Task inputs →
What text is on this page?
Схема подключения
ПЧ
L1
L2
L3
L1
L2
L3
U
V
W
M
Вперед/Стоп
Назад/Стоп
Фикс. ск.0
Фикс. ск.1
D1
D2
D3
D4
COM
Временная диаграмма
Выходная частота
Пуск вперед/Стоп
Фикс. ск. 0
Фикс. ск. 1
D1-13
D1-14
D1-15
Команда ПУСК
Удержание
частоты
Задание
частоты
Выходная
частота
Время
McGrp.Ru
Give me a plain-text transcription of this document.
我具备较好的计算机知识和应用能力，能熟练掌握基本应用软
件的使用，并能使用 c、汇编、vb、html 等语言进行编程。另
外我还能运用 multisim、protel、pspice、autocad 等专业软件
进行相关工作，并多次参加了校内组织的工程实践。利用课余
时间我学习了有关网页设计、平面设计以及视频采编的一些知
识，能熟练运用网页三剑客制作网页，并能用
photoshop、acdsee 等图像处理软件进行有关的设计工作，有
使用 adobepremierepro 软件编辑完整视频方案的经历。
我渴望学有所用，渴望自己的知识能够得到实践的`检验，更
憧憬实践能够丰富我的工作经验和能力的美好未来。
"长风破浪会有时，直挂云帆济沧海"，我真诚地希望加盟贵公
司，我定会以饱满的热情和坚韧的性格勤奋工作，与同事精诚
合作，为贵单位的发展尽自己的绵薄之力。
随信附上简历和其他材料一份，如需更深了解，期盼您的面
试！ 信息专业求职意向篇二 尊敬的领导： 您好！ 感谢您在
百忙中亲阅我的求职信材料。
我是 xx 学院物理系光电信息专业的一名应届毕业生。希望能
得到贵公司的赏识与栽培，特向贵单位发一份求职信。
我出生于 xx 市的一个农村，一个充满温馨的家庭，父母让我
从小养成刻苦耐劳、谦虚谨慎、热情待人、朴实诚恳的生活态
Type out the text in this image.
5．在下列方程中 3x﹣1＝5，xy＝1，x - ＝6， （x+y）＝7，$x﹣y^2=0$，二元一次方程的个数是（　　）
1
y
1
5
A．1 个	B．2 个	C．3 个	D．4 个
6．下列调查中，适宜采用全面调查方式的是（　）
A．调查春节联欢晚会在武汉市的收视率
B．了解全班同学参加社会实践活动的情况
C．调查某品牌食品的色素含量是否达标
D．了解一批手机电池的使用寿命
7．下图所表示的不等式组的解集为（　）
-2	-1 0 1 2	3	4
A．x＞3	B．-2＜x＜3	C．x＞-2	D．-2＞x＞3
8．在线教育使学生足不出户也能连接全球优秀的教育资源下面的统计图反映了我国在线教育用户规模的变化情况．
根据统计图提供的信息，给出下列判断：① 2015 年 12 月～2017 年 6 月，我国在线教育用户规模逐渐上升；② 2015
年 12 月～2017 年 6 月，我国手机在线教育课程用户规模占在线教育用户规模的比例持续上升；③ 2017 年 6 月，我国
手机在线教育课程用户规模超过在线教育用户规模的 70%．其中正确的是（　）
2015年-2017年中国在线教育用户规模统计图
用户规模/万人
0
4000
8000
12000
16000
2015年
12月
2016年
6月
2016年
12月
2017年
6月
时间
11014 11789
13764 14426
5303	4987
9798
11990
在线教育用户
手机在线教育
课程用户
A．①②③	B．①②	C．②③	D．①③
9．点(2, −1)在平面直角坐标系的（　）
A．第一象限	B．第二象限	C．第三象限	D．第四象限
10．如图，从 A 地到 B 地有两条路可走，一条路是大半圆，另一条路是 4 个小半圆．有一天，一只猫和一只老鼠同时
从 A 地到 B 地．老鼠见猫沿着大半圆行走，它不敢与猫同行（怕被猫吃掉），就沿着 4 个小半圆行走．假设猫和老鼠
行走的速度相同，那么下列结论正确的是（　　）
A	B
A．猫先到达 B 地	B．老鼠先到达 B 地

Set task →
Your task is to print the whole listing again exactly.

Worked solution →
What text is on this page?
Схема подключения
ПЧ
L1
L2
L3
L1
L2
L3
U
V
W
M
Вперед/Стоп
Назад/Стоп
Фикс. ск.0
Фикс. ск.1
D1
D2
D3
D4
COM
Временная диаграмма
Выходная частота
Пуск вперед/Стоп
Фикс. ск. 0
Фикс. ск. 1
D1-13
D1-14
D1-15
Команда ПУСК
Удержание
частоты
Задание
частоты
Выходная
частота
Время
McGrp.Ru
Give me a plain-text transcription of this document.
我具备较好的计算机知识和应用能力，能熟练掌握基本应用软
件的使用，并能使用 c、汇编、vb、html 等语言进行编程。另
外我还能运用 multisim、protel、pspice、autocad 等专业软件
进行相关工作，并多次参加了校内组织的工程实践。利用课余
时间我学习了有关网页设计、平面设计以及视频采编的一些知
识，能熟练运用网页三剑客制作网页，并能用
photoshop、acdsee 等图像处理软件进行有关的设计工作，有
使用 adobepremierepro 软件编辑完整视频方案的经历。
我渴望学有所用，渴望自己的知识能够得到实践的`检验，更
憧憬实践能够丰富我的工作经验和能力的美好未来。
"长风破浪会有时，直挂云帆济沧海"，我真诚地希望加盟贵公
司，我定会以饱满的热情和坚韧的性格勤奋工作，与同事精诚
合作，为贵单位的发展尽自己的绵薄之力。
随信附上简历和其他材料一份，如需更深了解，期盼您的面
试！ 信息专业求职意向篇二 尊敬的领导： 您好！ 感谢您在
百忙中亲阅我的求职信材料。
我是 xx 学院物理系光电信息专业的一名应届毕业生。希望能
得到贵公司的赏识与栽培，特向贵单位发一份求职信。
我出生于 xx 市的一个农村，一个充满温馨的家庭，父母让我
从小养成刻苦耐劳、谦虚谨慎、热情待人、朴实诚恳的生活态
Type out the text in this image.
5．在下列方程中 3x﹣1＝5，xy＝1，x - ＝6， （x+y）＝7，$x﹣y^2=0$，二元一次方程的个数是（　　）
1
y
1
5
A．1 个	B．2 个	C．3 个	D．4 个
6．下列调查中，适宜采用全面调查方式的是（　）
A．调查春节联欢晚会在武汉市的收视率
B．了解全班同学参加社会实践活动的情况
C．调查某品牌食品的色素含量是否达标
D．了解一批手机电池的使用寿命
7．下图所表示的不等式组的解集为（　）
-2	-1 0 1 2	3	4
A．x＞3	B．-2＜x＜3	C．x＞-2	D．-2＞x＞3
8．在线教育使学生足不出户也能连接全球优秀的教育资源下面的统计图反映了我国在线教育用户规模的变化情况．
根据统计图提供的信息，给出下列判断：① 2015 年 12 月～2017 年 6 月，我国在线教育用户规模逐渐上升；② 2015
年 12 月～2017 年 6 月，我国手机在线教育课程用户规模占在线教育用户规模的比例持续上升；③ 2017 年 6 月，我国
手机在线教育课程用户规模超过在线教育用户规模的 70%．其中正确的是（　）
2015年-2017年中国在线教育用户规模统计图
用户规模/万人
0
4000
8000
12000
16000
2015年
12月
2016年
6月
2016年
12月
2017年
6月
时间
11014 11789
13764 14426
5303	4987
9798
11990
在线教育用户
手机在线教育
课程用户
A．①②③	B．①②	C．②③	D．①③
9．点(2, −1)在平面直角坐标系的（　）
A．第一象限	B．第二象限	C．第三象限	D．第四象限
10．如图，从 A 地到 B 地有两条路可走，一条路是大半圆，另一条路是 4 个小半圆．有一天，一只猫和一只老鼠同时
从 A 地到 B 地．老鼠见猫沿着大半圆行走，它不敢与猫同行（怕被猫吃掉），就沿着 4 个小半圆行走．假设猫和老鼠
行走的速度相同，那么下列结论正确的是（　　）
A	B
A．猫先到达 B 地	B．老鼠先到达 B 地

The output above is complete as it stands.